(Entries taken from a collection)
= = = =
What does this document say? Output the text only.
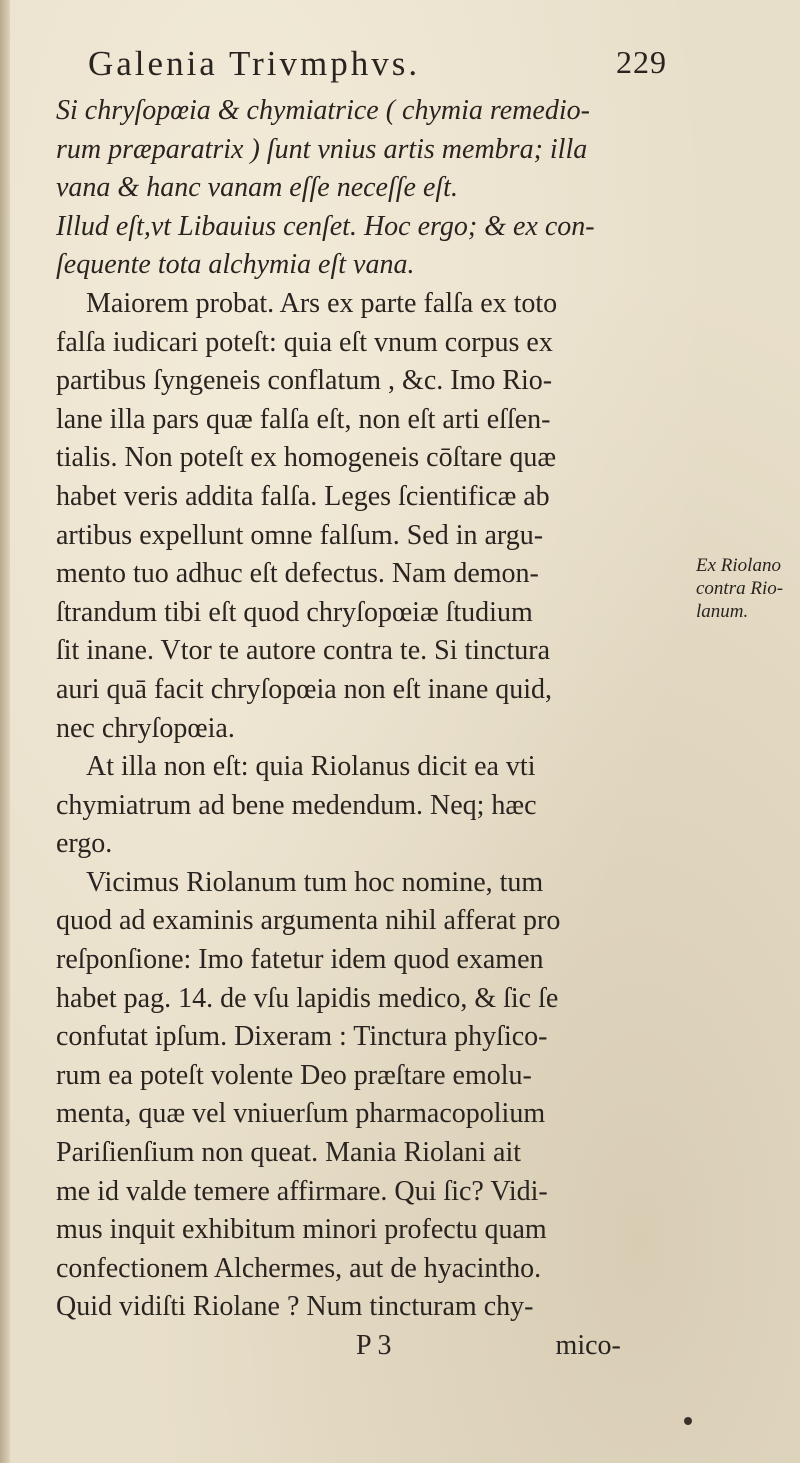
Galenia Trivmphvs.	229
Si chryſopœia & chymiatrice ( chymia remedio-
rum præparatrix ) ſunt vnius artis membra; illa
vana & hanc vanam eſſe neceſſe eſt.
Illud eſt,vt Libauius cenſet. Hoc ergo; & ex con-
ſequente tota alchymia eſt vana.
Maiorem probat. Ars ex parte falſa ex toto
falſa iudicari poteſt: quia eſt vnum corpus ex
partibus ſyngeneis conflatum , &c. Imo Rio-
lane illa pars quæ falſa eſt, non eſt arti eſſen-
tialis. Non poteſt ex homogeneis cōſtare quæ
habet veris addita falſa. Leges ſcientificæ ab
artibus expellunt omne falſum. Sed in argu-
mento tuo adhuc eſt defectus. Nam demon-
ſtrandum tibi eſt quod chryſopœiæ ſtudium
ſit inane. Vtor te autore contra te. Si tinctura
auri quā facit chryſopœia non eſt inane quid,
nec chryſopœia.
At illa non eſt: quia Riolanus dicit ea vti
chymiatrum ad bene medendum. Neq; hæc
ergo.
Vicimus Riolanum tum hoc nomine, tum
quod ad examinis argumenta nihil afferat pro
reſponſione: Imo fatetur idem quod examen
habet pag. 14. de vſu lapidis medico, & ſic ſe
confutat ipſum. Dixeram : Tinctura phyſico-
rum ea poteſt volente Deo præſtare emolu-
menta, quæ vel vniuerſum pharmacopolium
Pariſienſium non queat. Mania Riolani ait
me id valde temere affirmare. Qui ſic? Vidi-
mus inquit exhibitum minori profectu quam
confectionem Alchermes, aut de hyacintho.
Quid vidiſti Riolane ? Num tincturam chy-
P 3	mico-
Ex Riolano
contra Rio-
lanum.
= = = =
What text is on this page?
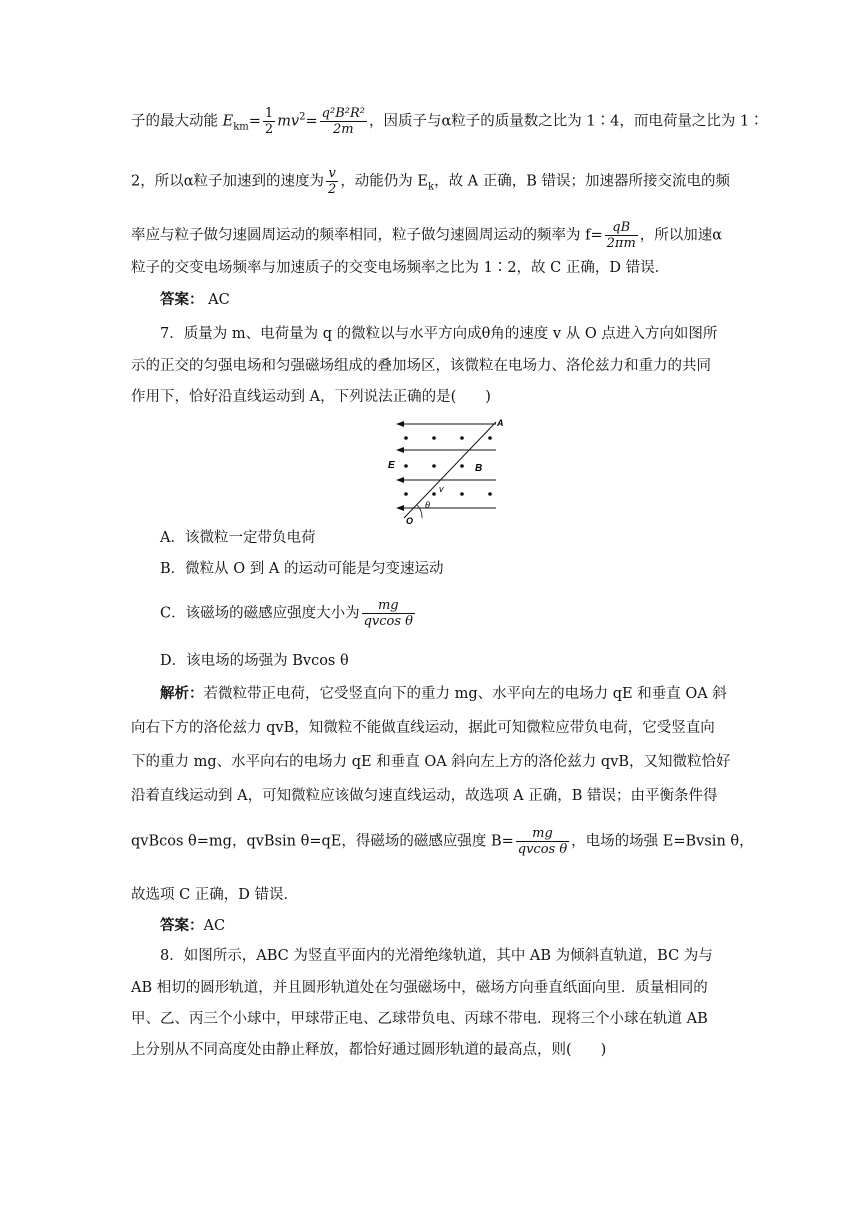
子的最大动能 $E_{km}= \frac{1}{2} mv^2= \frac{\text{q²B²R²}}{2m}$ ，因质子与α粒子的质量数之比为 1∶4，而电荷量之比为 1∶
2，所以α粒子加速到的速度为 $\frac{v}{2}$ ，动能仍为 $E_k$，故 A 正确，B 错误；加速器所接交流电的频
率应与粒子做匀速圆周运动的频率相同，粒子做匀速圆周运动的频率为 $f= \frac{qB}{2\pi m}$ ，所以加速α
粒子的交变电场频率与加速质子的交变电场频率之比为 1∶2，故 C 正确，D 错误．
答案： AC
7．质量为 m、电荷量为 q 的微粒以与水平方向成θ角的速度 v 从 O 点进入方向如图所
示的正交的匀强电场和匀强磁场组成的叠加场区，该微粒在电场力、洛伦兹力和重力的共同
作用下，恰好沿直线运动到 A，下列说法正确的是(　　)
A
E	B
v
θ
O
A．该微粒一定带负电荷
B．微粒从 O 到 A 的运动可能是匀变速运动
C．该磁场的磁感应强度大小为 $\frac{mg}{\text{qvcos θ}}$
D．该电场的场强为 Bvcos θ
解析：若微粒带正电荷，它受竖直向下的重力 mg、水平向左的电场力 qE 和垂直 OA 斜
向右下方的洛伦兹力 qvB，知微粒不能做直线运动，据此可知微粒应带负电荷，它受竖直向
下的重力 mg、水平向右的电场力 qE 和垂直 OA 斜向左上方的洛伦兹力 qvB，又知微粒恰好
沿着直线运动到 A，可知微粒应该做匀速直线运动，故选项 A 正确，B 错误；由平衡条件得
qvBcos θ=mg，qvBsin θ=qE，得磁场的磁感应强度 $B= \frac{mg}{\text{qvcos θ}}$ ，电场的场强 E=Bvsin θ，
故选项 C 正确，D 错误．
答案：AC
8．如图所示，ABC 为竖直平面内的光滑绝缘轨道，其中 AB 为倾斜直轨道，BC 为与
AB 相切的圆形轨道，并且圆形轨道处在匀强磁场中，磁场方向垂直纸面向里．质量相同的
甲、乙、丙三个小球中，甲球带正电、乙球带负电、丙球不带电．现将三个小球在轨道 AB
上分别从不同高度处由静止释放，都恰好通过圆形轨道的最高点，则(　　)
= = = =
* PROBLEM REQUIREMENTS: Find the word "ergo" and list each line it appears in.

* CORRECT OUTPUT:
Illud eſt,vt Libauius cenſet. Hoc ergo; & ex con-
ergo.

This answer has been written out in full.